[Extracted information]
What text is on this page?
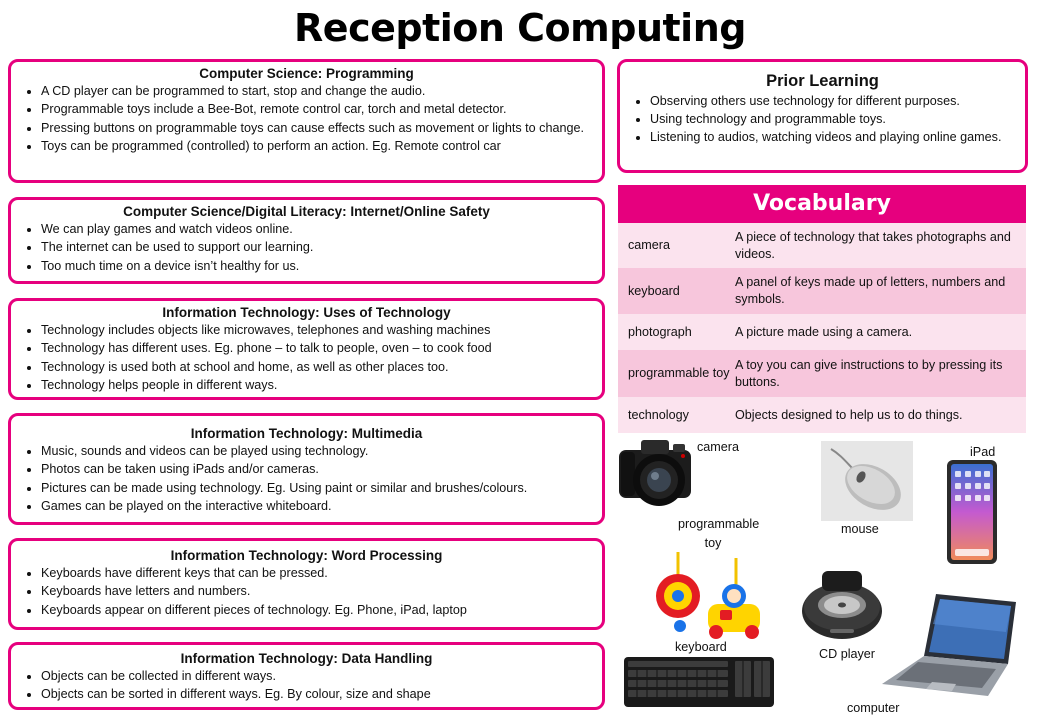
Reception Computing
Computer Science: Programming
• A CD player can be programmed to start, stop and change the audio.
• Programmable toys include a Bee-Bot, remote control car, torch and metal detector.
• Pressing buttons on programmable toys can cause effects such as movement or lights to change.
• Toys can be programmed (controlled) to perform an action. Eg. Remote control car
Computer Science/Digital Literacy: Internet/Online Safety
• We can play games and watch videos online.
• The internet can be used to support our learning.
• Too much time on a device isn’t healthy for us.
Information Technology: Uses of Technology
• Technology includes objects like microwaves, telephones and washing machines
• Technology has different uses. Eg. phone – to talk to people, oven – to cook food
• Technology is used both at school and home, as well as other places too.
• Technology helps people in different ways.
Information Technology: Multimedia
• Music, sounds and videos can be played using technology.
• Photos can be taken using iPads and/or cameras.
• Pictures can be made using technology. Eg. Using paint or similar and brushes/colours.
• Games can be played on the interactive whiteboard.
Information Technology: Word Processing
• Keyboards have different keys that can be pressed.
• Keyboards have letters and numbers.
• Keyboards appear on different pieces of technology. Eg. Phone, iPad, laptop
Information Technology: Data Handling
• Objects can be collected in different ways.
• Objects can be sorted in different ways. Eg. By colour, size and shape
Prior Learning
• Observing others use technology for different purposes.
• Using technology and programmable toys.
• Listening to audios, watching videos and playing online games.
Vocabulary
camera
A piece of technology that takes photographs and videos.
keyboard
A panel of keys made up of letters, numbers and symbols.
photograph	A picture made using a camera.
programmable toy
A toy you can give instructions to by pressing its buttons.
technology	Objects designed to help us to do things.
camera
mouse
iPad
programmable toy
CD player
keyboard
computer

[Requirement]
Leave out the pictures and retype every line above exactly.

[Expected output]
What text is on this page?
Reception Computing
Computer Science: Programming
• A CD player can be programmed to start, stop and change the audio.
• Programmable toys include a Bee-Bot, remote control car, torch and metal detector.
• Pressing buttons on programmable toys can cause effects such as movement or lights to change.
• Toys can be programmed (controlled) to perform an action. Eg. Remote control car
Computer Science/Digital Literacy: Internet/Online Safety
• We can play games and watch videos online.
• The internet can be used to support our learning.
• Too much time on a device isn’t healthy for us.
Information Technology: Uses of Technology
• Technology includes objects like microwaves, telephones and washing machines
• Technology has different uses. Eg. phone – to talk to people, oven – to cook food
• Technology is used both at school and home, as well as other places too.
• Technology helps people in different ways.
Information Technology: Multimedia
• Music, sounds and videos can be played using technology.
• Photos can be taken using iPads and/or cameras.
• Pictures can be made using technology. Eg. Using paint or similar and brushes/colours.
• Games can be played on the interactive whiteboard.
Information Technology: Word Processing
• Keyboards have different keys that can be pressed.
• Keyboards have letters and numbers.
• Keyboards appear on different pieces of technology. Eg. Phone, iPad, laptop
Information Technology: Data Handling
• Objects can be collected in different ways.
• Objects can be sorted in different ways. Eg. By colour, size and shape
Prior Learning
• Observing others use technology for different purposes.
• Using technology and programmable toys.
• Listening to audios, watching videos and playing online games.
Vocabulary
camera
A piece of technology that takes photographs and videos.
keyboard
A panel of keys made up of letters, numbers and symbols.
photograph	A picture made using a camera.
programmable toy
A toy you can give instructions to by pressing its buttons.
technology	Objects designed to help us to do things.
camera
mouse
iPad
programmable toy
CD player
keyboard
computer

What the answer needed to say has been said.